**Brief**
Write the records out again exactly, leaving no images in.

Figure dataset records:
◆ ◆ ◆ ◆ ◆

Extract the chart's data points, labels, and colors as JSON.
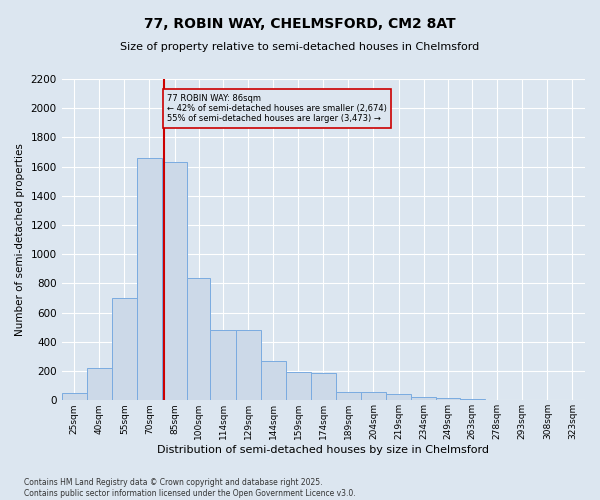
{
  "title": "77, ROBIN WAY, CHELMSFORD, CM2 8AT",
  "subtitle": "Size of property relative to semi-detached houses in Chelmsford",
  "xlabel": "Distribution of semi-detached houses by size in Chelmsford",
  "ylabel": "Number of semi-detached properties",
  "footer": "Contains HM Land Registry data © Crown copyright and database right 2025.\nContains public sector information licensed under the Open Government Licence v3.0.",
  "bar_color": "#ccd9e8",
  "bar_edge_color": "#7aabe0",
  "bg_color": "#dce6f0",
  "grid_color": "#ffffff",
  "annotation_box_color": "#cc0000",
  "annotation_text": "77 ROBIN WAY: 86sqm\n← 42% of semi-detached houses are smaller (2,674)\n55% of semi-detached houses are larger (3,473) →",
  "property_line_x": 86,
  "property_line_color": "#cc0000",
  "categories": [
    "25sqm",
    "40sqm",
    "55sqm",
    "70sqm",
    "85sqm",
    "100sqm",
    "114sqm",
    "129sqm",
    "144sqm",
    "159sqm",
    "174sqm",
    "189sqm",
    "204sqm",
    "219sqm",
    "234sqm",
    "249sqm",
    "263sqm",
    "278sqm",
    "293sqm",
    "308sqm",
    "323sqm"
  ],
  "bin_edges": [
    25,
    40,
    55,
    70,
    85,
    100,
    114,
    129,
    144,
    159,
    174,
    189,
    204,
    219,
    234,
    249,
    263,
    278,
    293,
    308,
    323,
    338
  ],
  "values": [
    50,
    220,
    700,
    1660,
    1630,
    840,
    480,
    480,
    270,
    195,
    185,
    60,
    55,
    40,
    20,
    15,
    10,
    5,
    2,
    0,
    0
  ],
  "ylim": [
    0,
    2200
  ],
  "yticks": [
    0,
    200,
    400,
    600,
    800,
    1000,
    1200,
    1400,
    1600,
    1800,
    2000,
    2200
  ]
}
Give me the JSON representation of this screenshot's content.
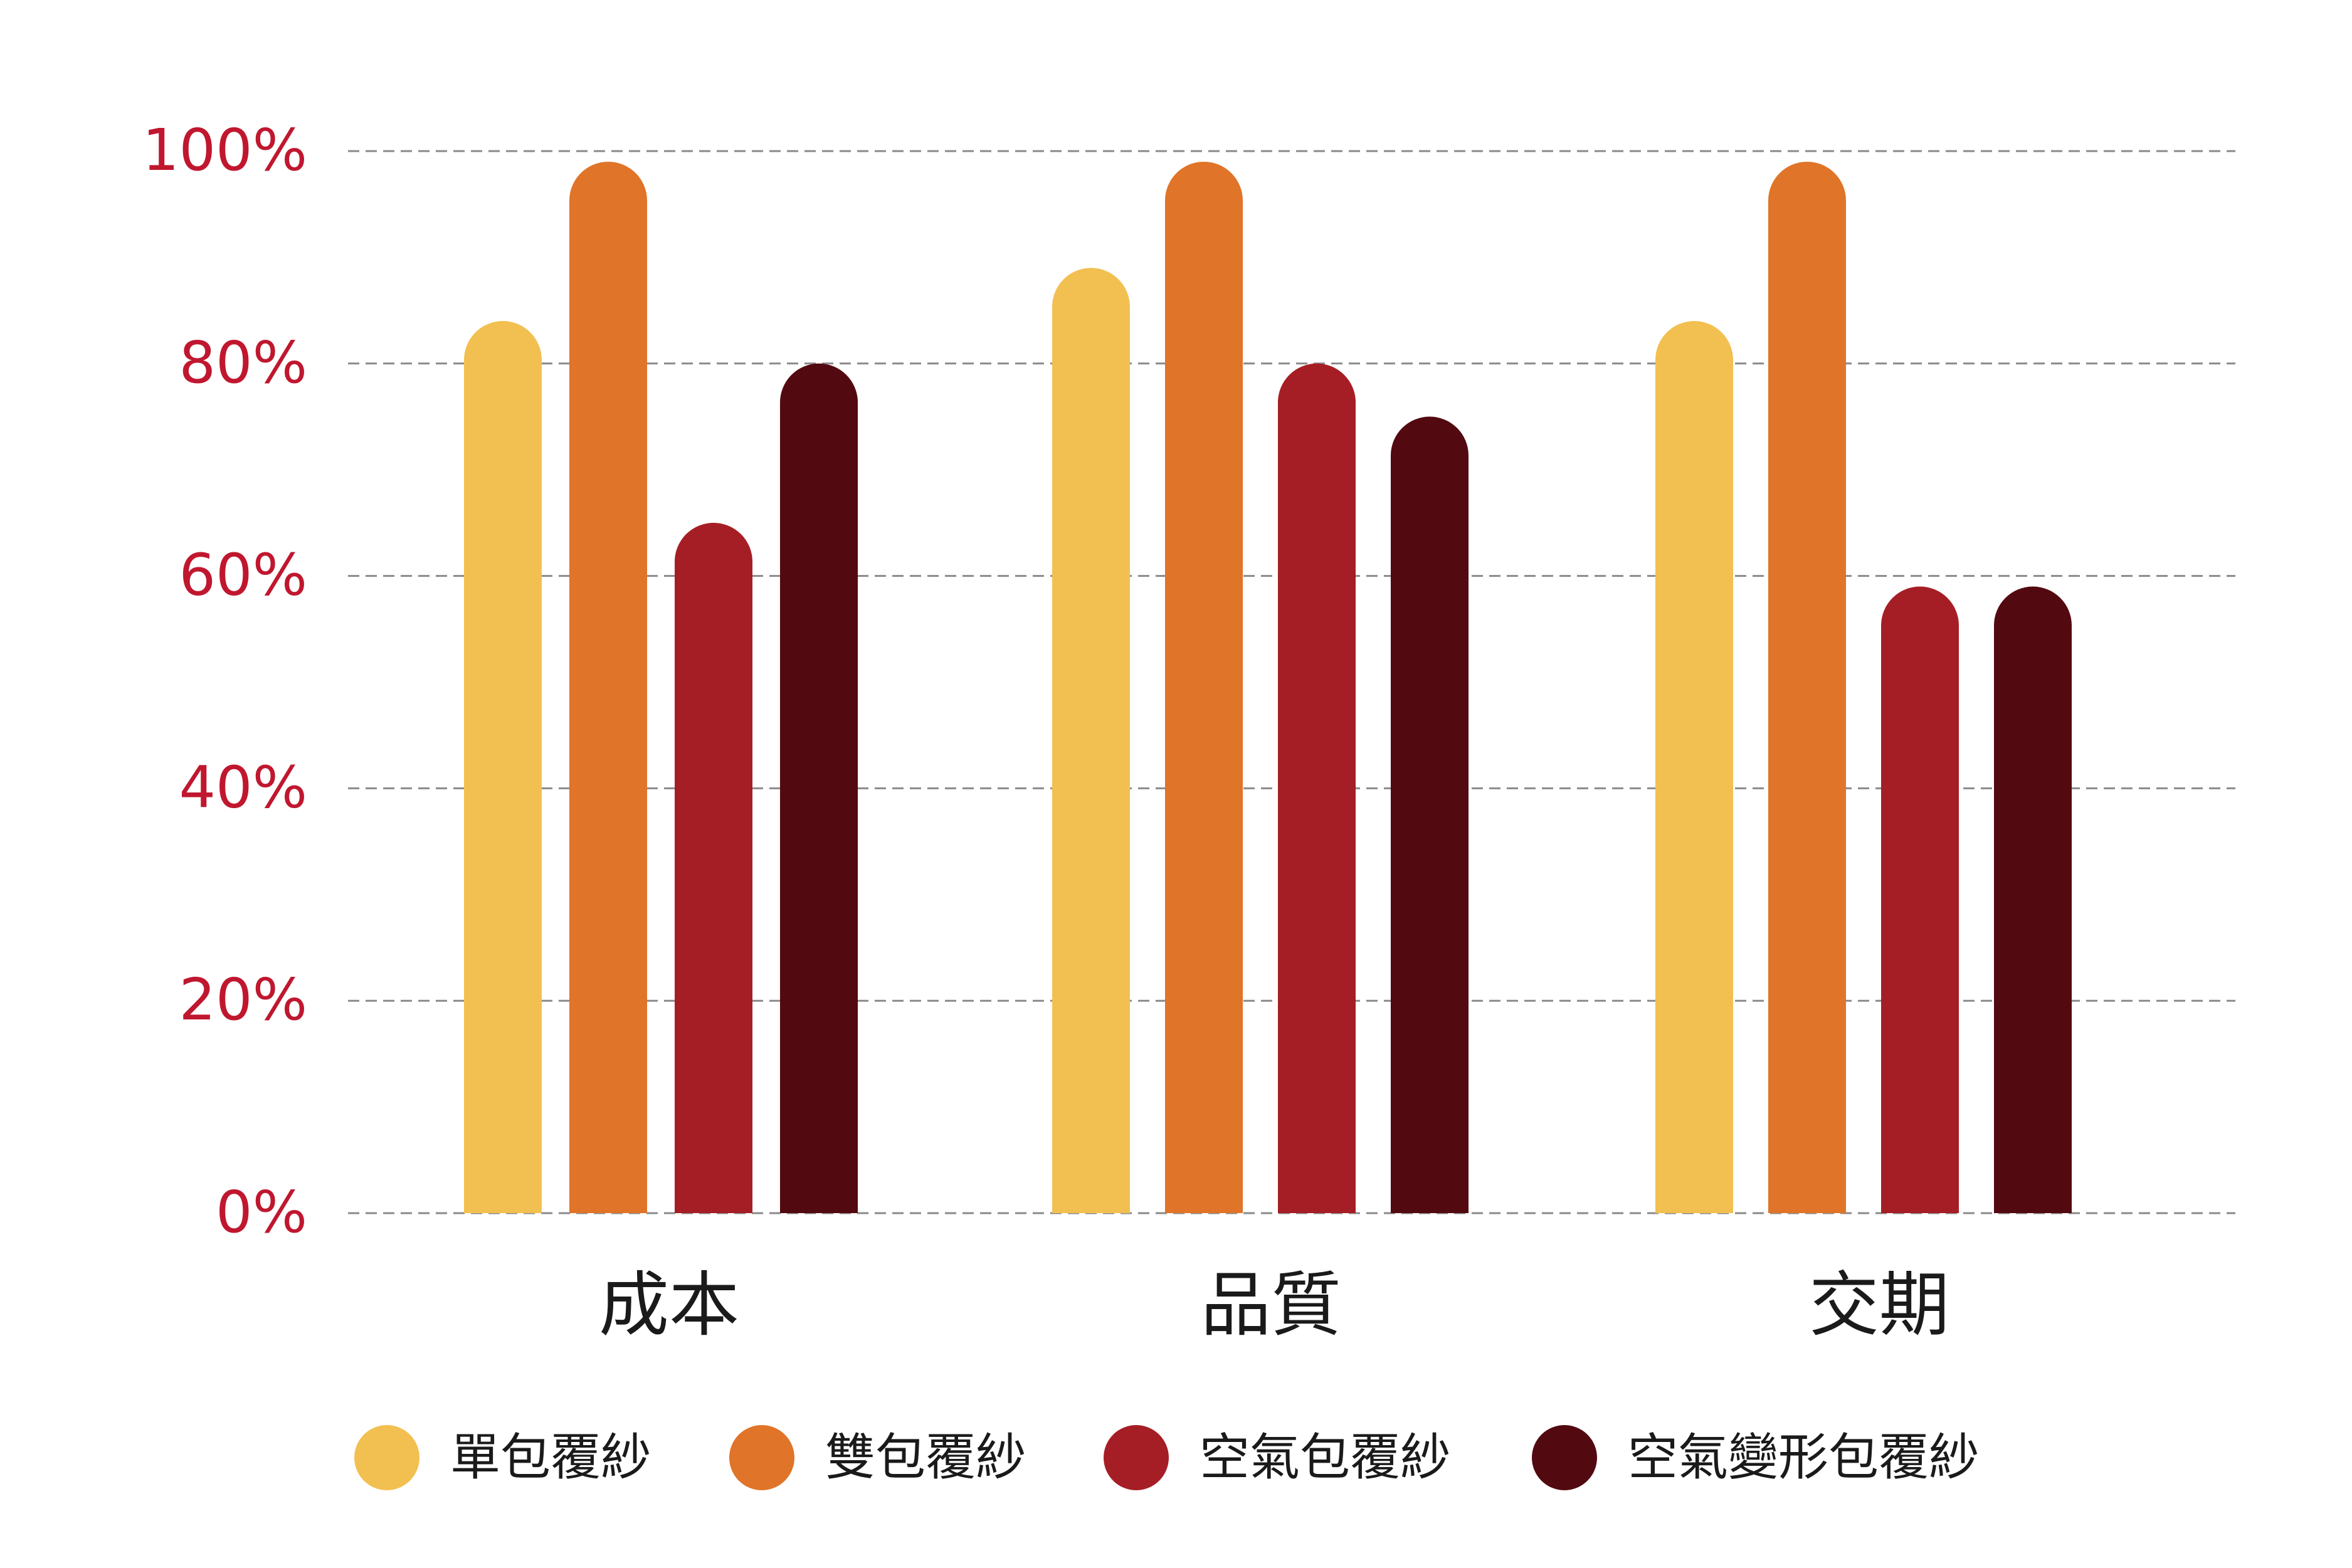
{
  "chart_data": {
    "type": "bar",
    "categories": [
      "成本",
      "品質",
      "交期"
    ],
    "series": [
      {
        "name": "單包覆紗",
        "color": "#f2c050",
        "values": [
          84,
          89,
          84
        ]
      },
      {
        "name": "雙包覆紗",
        "color": "#e07428",
        "values": [
          99,
          99,
          99
        ]
      },
      {
        "name": "空氣包覆紗",
        "color": "#a61e25",
        "values": [
          65,
          80,
          59
        ]
      },
      {
        "name": "空氣變形包覆紗",
        "color": "#520a10",
        "values": [
          80,
          75,
          59
        ]
      }
    ],
    "y_ticks": [
      {
        "value": 0,
        "label": "0%"
      },
      {
        "value": 20,
        "label": "20%"
      },
      {
        "value": 40,
        "label": "40%"
      },
      {
        "value": 60,
        "label": "60%"
      },
      {
        "value": 80,
        "label": "80%"
      },
      {
        "value": 100,
        "label": "100%"
      }
    ],
    "ylim": [
      0,
      100
    ],
    "grid": true,
    "legend_position": "bottom",
    "title": "",
    "xlabel": "",
    "ylabel": ""
  }
}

◆ ◆ ◆ ◆ ◆

**Correct result**
Extract the chart's data points, labels, and colors as JSON.
{
  "title": "77, ROBIN WAY, CHELMSFORD, CM2 8AT",
  "subtitle": "Size of property relative to semi-detached houses in Chelmsford",
  "xlabel": "Distribution of semi-detached houses by size in Chelmsford",
  "ylabel": "Number of semi-detached properties",
  "footer": "Contains HM Land Registry data © Crown copyright and database right 2025.\nContains public sector information licensed under the Open Government Licence v3.0.",
  "bar_color": "#ccd9e8",
  "bar_edge_color": "#7aabe0",
  "bg_color": "#dce6f0",
  "grid_color": "#ffffff",
  "annotation_box_color": "#cc0000",
  "annotation_text": "77 ROBIN WAY: 86sqm\n← 42% of semi-detached houses are smaller (2,674)\n55% of semi-detached houses are larger (3,473) →",
  "property_line_x": 86,
  "property_line_color": "#cc0000",
  "categories": [
    "25sqm",
    "40sqm",
    "55sqm",
    "70sqm",
    "85sqm",
    "100sqm",
    "114sqm",
    "129sqm",
    "144sqm",
    "159sqm",
    "174sqm",
    "189sqm",
    "204sqm",
    "219sqm",
    "234sqm",
    "249sqm",
    "263sqm",
    "278sqm",
    "293sqm",
    "308sqm",
    "323sqm"
  ],
  "bin_edges": [
    25,
    40,
    55,
    70,
    85,
    100,
    114,
    129,
    144,
    159,
    174,
    189,
    204,
    219,
    234,
    249,
    263,
    278,
    293,
    308,
    323,
    338
  ],
  "values": [
    50,
    220,
    700,
    1660,
    1630,
    840,
    480,
    480,
    270,
    195,
    185,
    60,
    55,
    40,
    20,
    15,
    10,
    5,
    2,
    0,
    0
  ],
  "ylim": [
    0,
    2200
  ],
  "yticks": [
    0,
    200,
    400,
    600,
    800,
    1000,
    1200,
    1400,
    1600,
    1800,
    2000,
    2200
  ]
}
Give me the JSON representation of this screenshot's content.
{
  "chart_data": {
    "type": "bar",
    "categories": [
      "成本",
      "品質",
      "交期"
    ],
    "series": [
      {
        "name": "單包覆紗",
        "color": "#f2c050",
        "values": [
          84,
          89,
          84
        ]
      },
      {
        "name": "雙包覆紗",
        "color": "#e07428",
        "values": [
          99,
          99,
          99
        ]
      },
      {
        "name": "空氣包覆紗",
        "color": "#a61e25",
        "values": [
          65,
          80,
          59
        ]
      },
      {
        "name": "空氣變形包覆紗",
        "color": "#520a10",
        "values": [
          80,
          75,
          59
        ]
      }
    ],
    "y_ticks": [
      {
        "value": 0,
        "label": "0%"
      },
      {
        "value": 20,
        "label": "20%"
      },
      {
        "value": 40,
        "label": "40%"
      },
      {
        "value": 60,
        "label": "60%"
      },
      {
        "value": 80,
        "label": "80%"
      },
      {
        "value": 100,
        "label": "100%"
      }
    ],
    "ylim": [
      0,
      100
    ],
    "grid": true,
    "legend_position": "bottom",
    "title": "",
    "xlabel": "",
    "ylabel": ""
  }
}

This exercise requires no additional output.